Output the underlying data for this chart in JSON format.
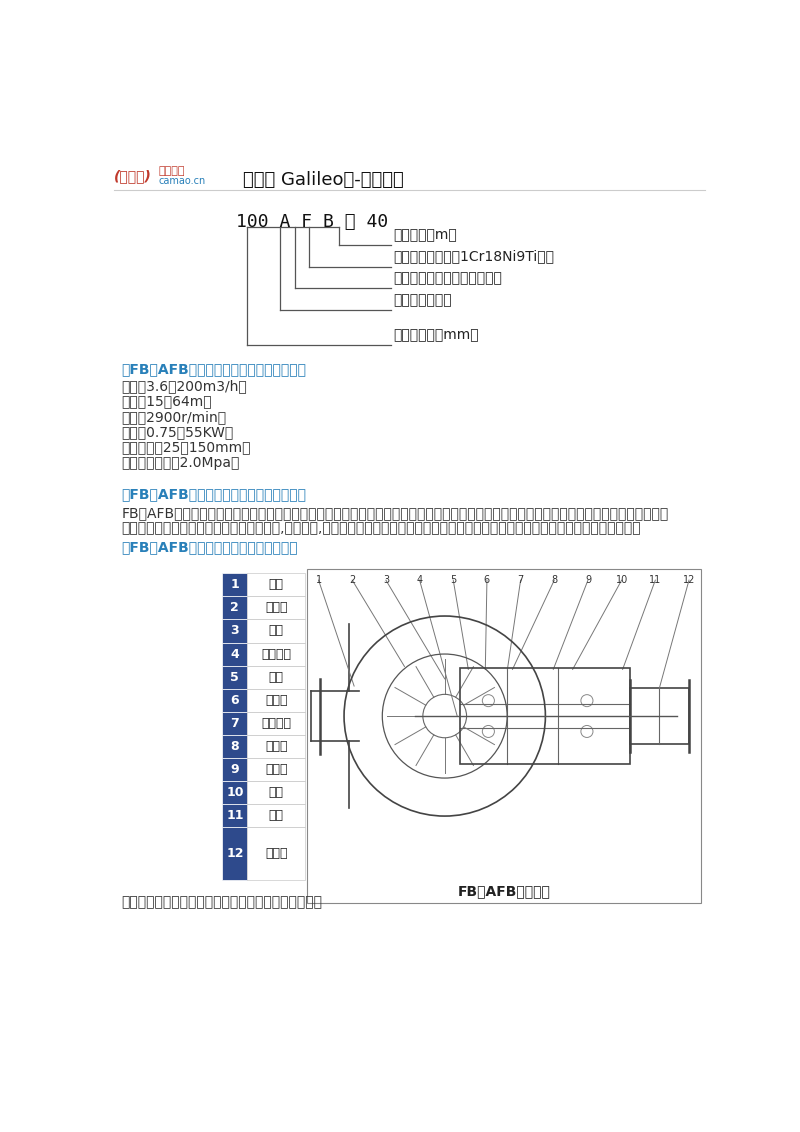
{
  "bg_color": "#ffffff",
  "header_logo_text1": "(伽利略)",
  "header_logo_text2": "畅销品牌",
  "header_logo_text3": "camao.cn",
  "header_title": "伽利略 Galileo泵-欧洲品质",
  "model_text": "100 A F B － 40",
  "label1": "设计扬程（m）",
  "label2": "过流部分为不锈鑢1Cr18Ni9Ti制造",
  "label3": "单级单吸悬臂式耐腐蚀离心泵",
  "label4": "付叶轮单面密封",
  "label5": "吸入口直径（mm）",
  "section1_title": "【FB、AFB型不锈钙耐腐蚀泵】技术参数：",
  "tech_params": [
    "流量：3.6～200m3/h；",
    "扬程：15～64m；",
    "转速：2900r/min；",
    "功率：0.75～55KW；",
    "进口直径：25～150mm；",
    "最高工作压力：2.0Mpa。"
  ],
  "section2_title": "【FB、AFB型不锈钙耐腐蚀泵】产品用途：",
  "usage_line1": "FB、AFB型不锈钙耐腐蚀泵广泛应用于化工、石油、冶金、轻工、合成纤维、环保、食品、医药等部门。该类产品采用双端面机械密封，为提高",
  "usage_line2": "产品质量、减少跑、冒、滴、漏，防止污染,改善环境,发挥很大的作用。具有性能稳定可靠、密封性能好，造型美观，使用检修方便等优点。",
  "section3_title": "【FB、AFB型不锈鑉耐腐蚀泵】结构图：",
  "struct_parts": [
    {
      "num": "1",
      "name": "泵壳"
    },
    {
      "num": "2",
      "name": "密封环"
    },
    {
      "num": "3",
      "name": "叶轮"
    },
    {
      "num": "4",
      "name": "叶轮耗母"
    },
    {
      "num": "5",
      "name": "泵盖"
    },
    {
      "num": "6",
      "name": "密封盖"
    },
    {
      "num": "7",
      "name": "机械密封"
    },
    {
      "num": "8",
      "name": "轴承盖"
    },
    {
      "num": "9",
      "name": "轴承体"
    },
    {
      "num": "10",
      "name": "泵轴"
    },
    {
      "num": "11",
      "name": "轴承"
    },
    {
      "num": "12",
      "name": "联轴节"
    }
  ],
  "struct_caption": "FB、AFB型结构图",
  "footer_text": "泵的旋转方向：自吸入口向电机端看为顺针方向旋转。",
  "accent_color": "#1a5276",
  "red_color": "#c0392b",
  "blue_color": "#2980b9",
  "table_blue": "#2e4a8c",
  "line_color": "#555555",
  "text_color": "#222222",
  "param_color": "#333333"
}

**TASK GOAL:** Restate the data above exactly, stripping out each image.

**COMPLETE ANSWER:**
Output the underlying data for this chart in JSON format.
{
  "bg_color": "#ffffff",
  "header_logo_text1": "(伽利略)",
  "header_logo_text2": "畅销品牌",
  "header_logo_text3": "camao.cn",
  "header_title": "伽利略 Galileo泵-欧洲品质",
  "model_text": "100 A F B － 40",
  "label1": "设计扬程（m）",
  "label2": "过流部分为不锈鑢1Cr18Ni9Ti制造",
  "label3": "单级单吸悬臂式耐腐蚀离心泵",
  "label4": "付叶轮单面密封",
  "label5": "吸入口直径（mm）",
  "section1_title": "【FB、AFB型不锈钙耐腐蚀泵】技术参数：",
  "tech_params": [
    "流量：3.6～200m3/h；",
    "扬程：15～64m；",
    "转速：2900r/min；",
    "功率：0.75～55KW；",
    "进口直径：25～150mm；",
    "最高工作压力：2.0Mpa。"
  ],
  "section2_title": "【FB、AFB型不锈钙耐腐蚀泵】产品用途：",
  "usage_line1": "FB、AFB型不锈钙耐腐蚀泵广泛应用于化工、石油、冶金、轻工、合成纤维、环保、食品、医药等部门。该类产品采用双端面机械密封，为提高",
  "usage_line2": "产品质量、减少跑、冒、滴、漏，防止污染,改善环境,发挥很大的作用。具有性能稳定可靠、密封性能好，造型美观，使用检修方便等优点。",
  "section3_title": "【FB、AFB型不锈鑉耐腐蚀泵】结构图：",
  "struct_parts": [
    {
      "num": "1",
      "name": "泵壳"
    },
    {
      "num": "2",
      "name": "密封环"
    },
    {
      "num": "3",
      "name": "叶轮"
    },
    {
      "num": "4",
      "name": "叶轮耗母"
    },
    {
      "num": "5",
      "name": "泵盖"
    },
    {
      "num": "6",
      "name": "密封盖"
    },
    {
      "num": "7",
      "name": "机械密封"
    },
    {
      "num": "8",
      "name": "轴承盖"
    },
    {
      "num": "9",
      "name": "轴承体"
    },
    {
      "num": "10",
      "name": "泵轴"
    },
    {
      "num": "11",
      "name": "轴承"
    },
    {
      "num": "12",
      "name": "联轴节"
    }
  ],
  "struct_caption": "FB、AFB型结构图",
  "footer_text": "泵的旋转方向：自吸入口向电机端看为顺针方向旋转。",
  "accent_color": "#1a5276",
  "red_color": "#c0392b",
  "blue_color": "#2980b9",
  "table_blue": "#2e4a8c",
  "line_color": "#555555",
  "text_color": "#222222",
  "param_color": "#333333"
}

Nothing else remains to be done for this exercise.